◆ **GOAL**
Look through the material below and give the number of lines holding "pgina", with no other words.

Part of a data file
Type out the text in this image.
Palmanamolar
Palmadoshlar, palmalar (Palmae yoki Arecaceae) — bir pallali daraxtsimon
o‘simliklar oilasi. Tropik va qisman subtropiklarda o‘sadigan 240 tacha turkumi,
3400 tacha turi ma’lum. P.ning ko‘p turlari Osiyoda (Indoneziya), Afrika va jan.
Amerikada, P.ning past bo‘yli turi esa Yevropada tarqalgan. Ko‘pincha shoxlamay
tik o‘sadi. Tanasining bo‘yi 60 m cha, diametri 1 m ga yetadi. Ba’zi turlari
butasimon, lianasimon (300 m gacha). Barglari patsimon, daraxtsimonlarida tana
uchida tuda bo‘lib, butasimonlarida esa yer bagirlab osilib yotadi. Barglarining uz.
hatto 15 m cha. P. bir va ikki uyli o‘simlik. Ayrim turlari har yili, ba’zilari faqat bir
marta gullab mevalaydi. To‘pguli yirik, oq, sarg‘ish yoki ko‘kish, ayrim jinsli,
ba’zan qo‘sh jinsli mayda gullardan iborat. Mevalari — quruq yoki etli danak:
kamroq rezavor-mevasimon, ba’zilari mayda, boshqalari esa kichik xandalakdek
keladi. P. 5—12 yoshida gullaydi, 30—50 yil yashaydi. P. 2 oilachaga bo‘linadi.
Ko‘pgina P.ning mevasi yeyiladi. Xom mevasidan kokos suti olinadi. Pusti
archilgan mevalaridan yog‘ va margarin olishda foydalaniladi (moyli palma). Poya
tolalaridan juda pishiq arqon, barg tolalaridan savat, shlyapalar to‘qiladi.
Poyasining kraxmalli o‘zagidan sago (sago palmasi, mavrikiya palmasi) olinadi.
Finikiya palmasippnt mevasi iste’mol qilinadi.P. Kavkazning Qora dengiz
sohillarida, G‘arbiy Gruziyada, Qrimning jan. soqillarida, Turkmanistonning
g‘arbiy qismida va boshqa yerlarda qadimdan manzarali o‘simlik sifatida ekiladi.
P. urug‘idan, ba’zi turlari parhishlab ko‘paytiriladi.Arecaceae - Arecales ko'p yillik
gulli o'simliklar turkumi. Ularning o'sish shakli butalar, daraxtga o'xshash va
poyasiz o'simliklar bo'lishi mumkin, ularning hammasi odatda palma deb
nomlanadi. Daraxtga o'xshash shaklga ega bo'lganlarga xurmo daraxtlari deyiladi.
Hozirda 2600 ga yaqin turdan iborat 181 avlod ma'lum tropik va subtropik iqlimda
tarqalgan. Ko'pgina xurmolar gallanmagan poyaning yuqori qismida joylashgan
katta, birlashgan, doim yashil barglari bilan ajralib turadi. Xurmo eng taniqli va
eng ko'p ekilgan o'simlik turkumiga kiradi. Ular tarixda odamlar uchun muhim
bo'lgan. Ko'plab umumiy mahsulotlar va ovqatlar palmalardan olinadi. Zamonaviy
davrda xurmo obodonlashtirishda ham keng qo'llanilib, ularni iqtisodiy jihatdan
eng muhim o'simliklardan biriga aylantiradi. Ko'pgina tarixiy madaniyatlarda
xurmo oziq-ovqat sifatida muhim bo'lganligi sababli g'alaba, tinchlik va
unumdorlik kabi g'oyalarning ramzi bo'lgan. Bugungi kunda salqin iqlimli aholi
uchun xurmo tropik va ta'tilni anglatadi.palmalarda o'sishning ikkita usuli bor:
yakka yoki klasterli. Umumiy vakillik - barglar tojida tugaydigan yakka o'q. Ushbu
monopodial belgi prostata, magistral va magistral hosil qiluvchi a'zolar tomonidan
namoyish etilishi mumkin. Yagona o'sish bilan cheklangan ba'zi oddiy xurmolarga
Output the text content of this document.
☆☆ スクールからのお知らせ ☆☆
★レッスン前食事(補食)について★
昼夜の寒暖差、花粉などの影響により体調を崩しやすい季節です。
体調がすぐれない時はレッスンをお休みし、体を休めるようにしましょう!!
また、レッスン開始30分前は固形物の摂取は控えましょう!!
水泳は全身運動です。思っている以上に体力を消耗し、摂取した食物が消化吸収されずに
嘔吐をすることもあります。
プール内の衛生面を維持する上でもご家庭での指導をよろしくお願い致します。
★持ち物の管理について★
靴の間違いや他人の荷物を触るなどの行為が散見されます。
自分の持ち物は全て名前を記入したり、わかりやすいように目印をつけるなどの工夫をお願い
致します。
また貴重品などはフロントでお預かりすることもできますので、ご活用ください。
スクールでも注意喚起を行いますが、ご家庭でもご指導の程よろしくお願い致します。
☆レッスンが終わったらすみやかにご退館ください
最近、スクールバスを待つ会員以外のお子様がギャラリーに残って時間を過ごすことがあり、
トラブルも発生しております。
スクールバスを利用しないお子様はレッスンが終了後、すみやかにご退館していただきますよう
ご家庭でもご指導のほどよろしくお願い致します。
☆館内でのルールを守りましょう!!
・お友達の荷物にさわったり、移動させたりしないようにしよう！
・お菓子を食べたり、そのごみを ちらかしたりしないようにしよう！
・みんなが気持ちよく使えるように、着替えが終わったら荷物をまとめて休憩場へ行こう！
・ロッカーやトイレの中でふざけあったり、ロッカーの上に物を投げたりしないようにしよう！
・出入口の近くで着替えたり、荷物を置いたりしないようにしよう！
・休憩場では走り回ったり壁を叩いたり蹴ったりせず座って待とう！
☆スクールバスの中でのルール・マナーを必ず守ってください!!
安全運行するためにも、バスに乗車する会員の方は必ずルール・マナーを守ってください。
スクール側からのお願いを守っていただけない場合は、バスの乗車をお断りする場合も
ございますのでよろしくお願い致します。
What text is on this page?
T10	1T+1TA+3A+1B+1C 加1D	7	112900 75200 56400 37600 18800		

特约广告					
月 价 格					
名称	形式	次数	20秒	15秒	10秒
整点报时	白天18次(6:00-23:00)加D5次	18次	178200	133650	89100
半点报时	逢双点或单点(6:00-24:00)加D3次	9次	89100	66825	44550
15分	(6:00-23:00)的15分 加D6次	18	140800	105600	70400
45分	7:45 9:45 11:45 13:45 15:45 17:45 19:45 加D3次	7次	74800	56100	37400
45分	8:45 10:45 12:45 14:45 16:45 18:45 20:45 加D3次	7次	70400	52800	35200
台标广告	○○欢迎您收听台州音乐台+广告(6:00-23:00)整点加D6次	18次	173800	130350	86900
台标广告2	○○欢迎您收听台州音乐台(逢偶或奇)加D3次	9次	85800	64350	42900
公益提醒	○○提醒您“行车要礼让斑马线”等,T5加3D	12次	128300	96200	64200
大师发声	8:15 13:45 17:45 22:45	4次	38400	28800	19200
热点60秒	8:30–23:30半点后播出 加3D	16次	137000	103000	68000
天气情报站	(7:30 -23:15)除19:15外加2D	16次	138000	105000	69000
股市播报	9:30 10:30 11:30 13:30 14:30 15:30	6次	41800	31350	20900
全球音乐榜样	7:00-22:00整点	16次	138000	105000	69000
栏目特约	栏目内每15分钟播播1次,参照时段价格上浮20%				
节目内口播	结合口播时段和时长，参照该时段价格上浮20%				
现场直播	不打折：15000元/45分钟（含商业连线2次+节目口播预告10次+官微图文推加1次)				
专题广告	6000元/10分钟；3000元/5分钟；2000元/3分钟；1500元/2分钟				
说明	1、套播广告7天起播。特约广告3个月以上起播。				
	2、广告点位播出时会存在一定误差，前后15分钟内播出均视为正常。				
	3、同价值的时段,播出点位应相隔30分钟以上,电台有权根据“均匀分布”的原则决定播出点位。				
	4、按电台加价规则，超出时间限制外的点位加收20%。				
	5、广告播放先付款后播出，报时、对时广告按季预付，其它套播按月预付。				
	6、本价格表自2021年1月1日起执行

◆ **COMPLETE RESPONSE**
3